--- Exercise objective ---
Output the full listing below exactly, without the pictures.

--- Supplied entries ---
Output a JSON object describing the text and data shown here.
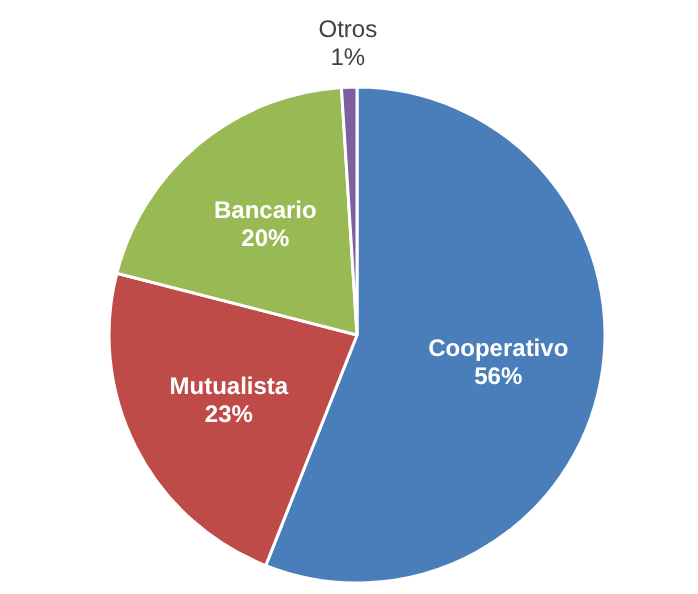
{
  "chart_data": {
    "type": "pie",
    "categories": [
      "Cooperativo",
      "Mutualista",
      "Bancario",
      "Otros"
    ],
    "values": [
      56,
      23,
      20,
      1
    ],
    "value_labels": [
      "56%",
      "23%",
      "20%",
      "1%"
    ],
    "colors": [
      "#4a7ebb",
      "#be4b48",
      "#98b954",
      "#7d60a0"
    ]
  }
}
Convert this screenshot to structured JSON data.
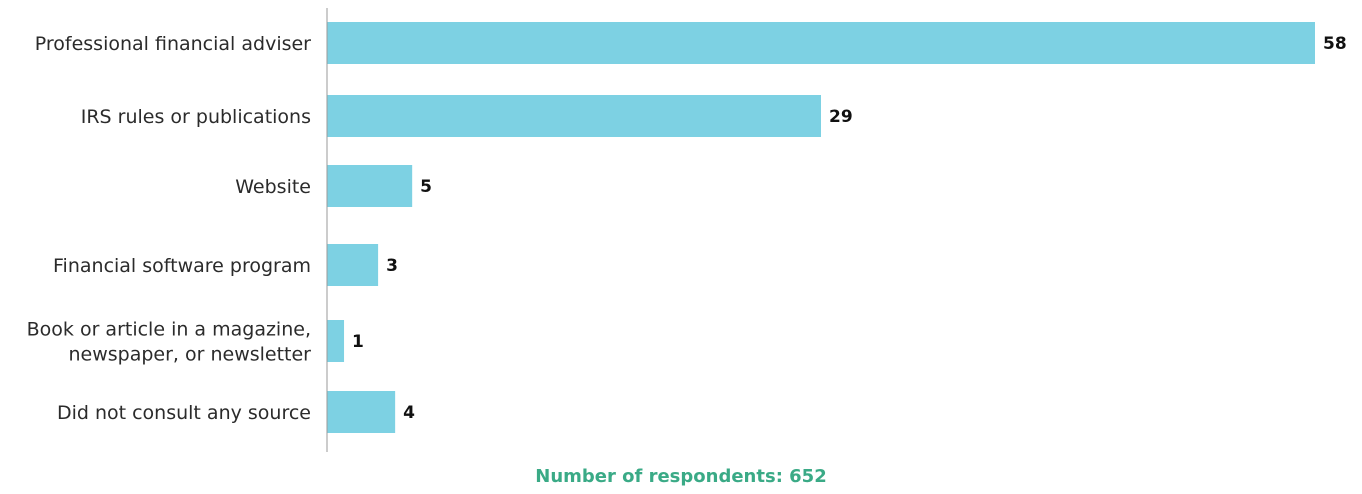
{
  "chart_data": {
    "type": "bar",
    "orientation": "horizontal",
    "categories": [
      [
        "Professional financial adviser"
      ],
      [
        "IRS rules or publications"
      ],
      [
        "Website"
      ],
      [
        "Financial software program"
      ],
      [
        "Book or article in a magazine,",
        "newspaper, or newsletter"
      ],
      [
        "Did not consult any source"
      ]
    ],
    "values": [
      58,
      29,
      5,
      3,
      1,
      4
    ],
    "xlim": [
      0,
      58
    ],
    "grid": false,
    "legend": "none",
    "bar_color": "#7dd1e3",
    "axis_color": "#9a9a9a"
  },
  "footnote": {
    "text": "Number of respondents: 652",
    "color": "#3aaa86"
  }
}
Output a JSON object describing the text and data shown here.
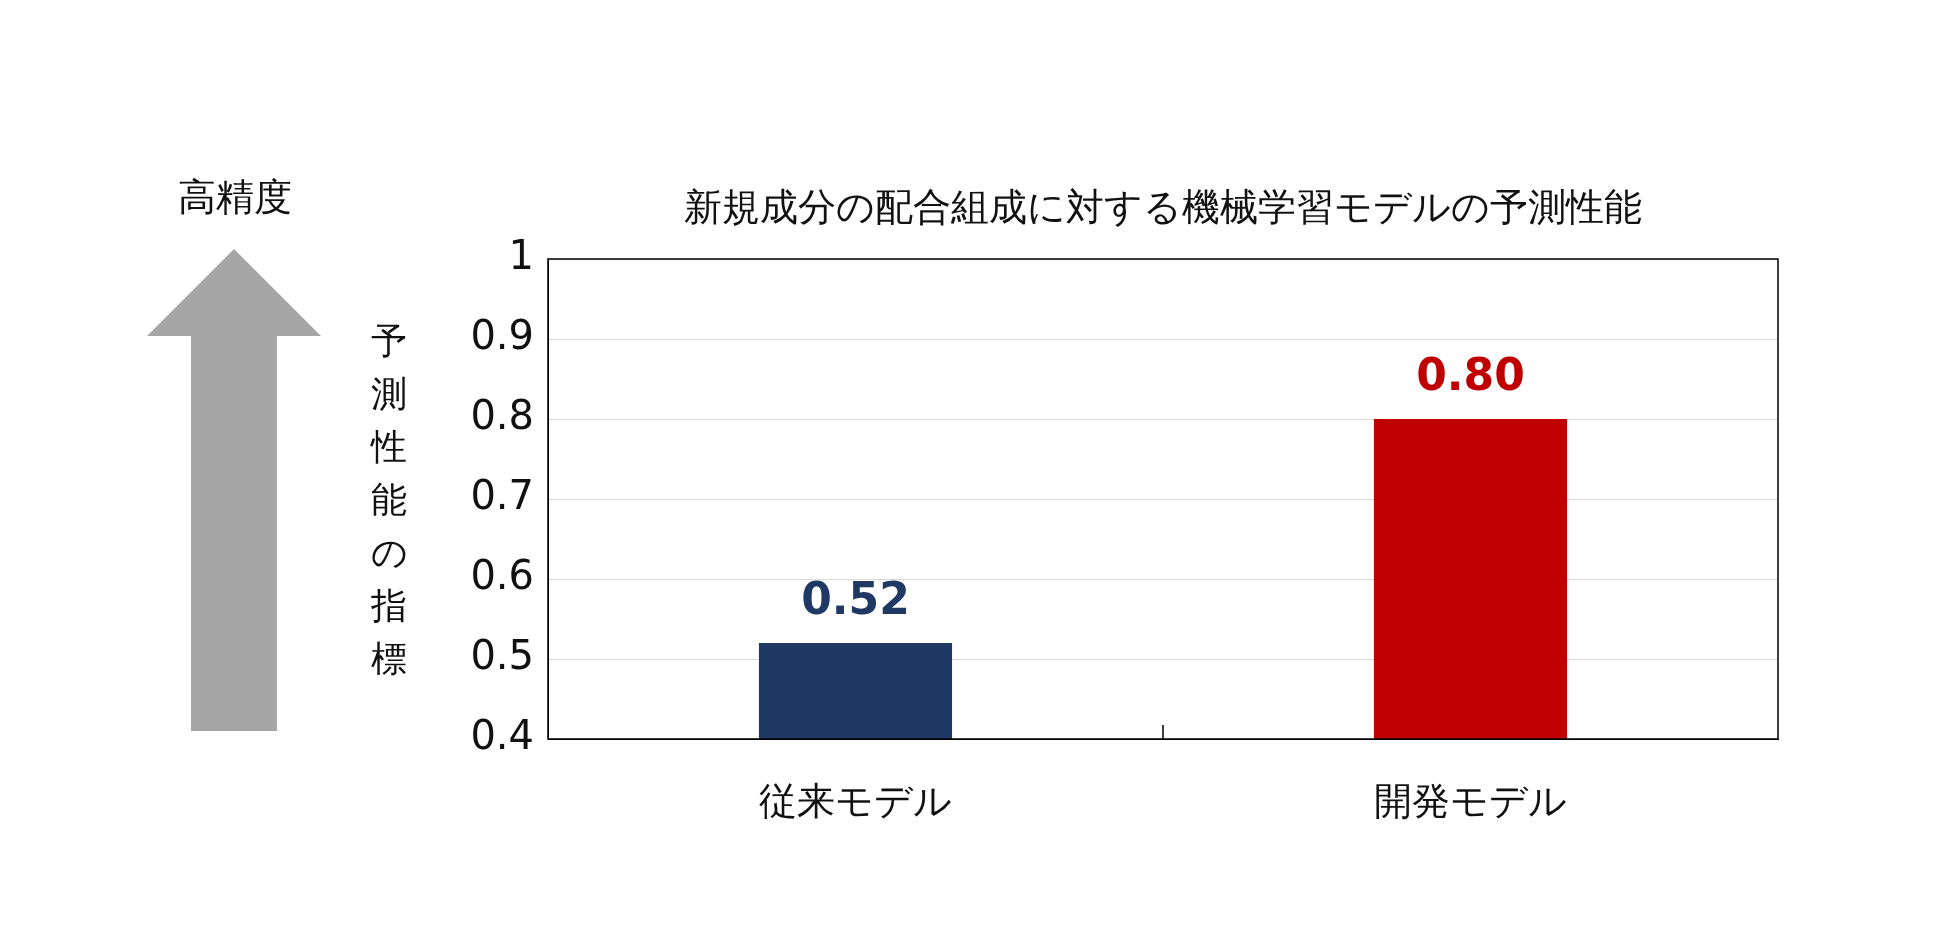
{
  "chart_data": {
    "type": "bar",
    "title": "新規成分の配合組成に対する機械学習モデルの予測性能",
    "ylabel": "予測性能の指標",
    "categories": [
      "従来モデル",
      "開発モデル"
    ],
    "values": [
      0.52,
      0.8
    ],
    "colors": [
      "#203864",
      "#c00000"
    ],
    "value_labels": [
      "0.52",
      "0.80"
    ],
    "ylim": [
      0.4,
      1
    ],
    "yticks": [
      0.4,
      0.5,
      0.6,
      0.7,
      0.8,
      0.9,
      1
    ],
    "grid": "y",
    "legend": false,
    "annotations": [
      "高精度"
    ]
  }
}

--- Exercise response ---
Output a JSON object describing the text and data shown here.
{
  "chart_data": {
    "type": "pie",
    "categories": [
      "Cooperativo",
      "Mutualista",
      "Bancario",
      "Otros"
    ],
    "values": [
      56,
      23,
      20,
      1
    ],
    "value_labels": [
      "56%",
      "23%",
      "20%",
      "1%"
    ],
    "colors": [
      "#4a7ebb",
      "#be4b48",
      "#98b954",
      "#7d60a0"
    ]
  }
}
Convert this screenshot to structured JSON data.
{
  "chart_data": {
    "type": "bar",
    "orientation": "horizontal",
    "categories": [
      [
        "Professional financial adviser"
      ],
      [
        "IRS rules or publications"
      ],
      [
        "Website"
      ],
      [
        "Financial software program"
      ],
      [
        "Book or article in a magazine,",
        "newspaper, or newsletter"
      ],
      [
        "Did not consult any source"
      ]
    ],
    "values": [
      58,
      29,
      5,
      3,
      1,
      4
    ],
    "xlim": [
      0,
      58
    ],
    "grid": false,
    "legend": "none",
    "bar_color": "#7dd1e3",
    "axis_color": "#9a9a9a"
  },
  "footnote": {
    "text": "Number of respondents: 652",
    "color": "#3aaa86"
  }
}
Output a JSON object describing the text and data shown here.
{
  "chart_data": {
    "type": "bar",
    "title": "新規成分の配合組成に対する機械学習モデルの予測性能",
    "ylabel": "予測性能の指標",
    "categories": [
      "従来モデル",
      "開発モデル"
    ],
    "values": [
      0.52,
      0.8
    ],
    "colors": [
      "#203864",
      "#c00000"
    ],
    "value_labels": [
      "0.52",
      "0.80"
    ],
    "ylim": [
      0.4,
      1
    ],
    "yticks": [
      0.4,
      0.5,
      0.6,
      0.7,
      0.8,
      0.9,
      1
    ],
    "grid": "y",
    "legend": false,
    "annotations": [
      "高精度"
    ]
  }
}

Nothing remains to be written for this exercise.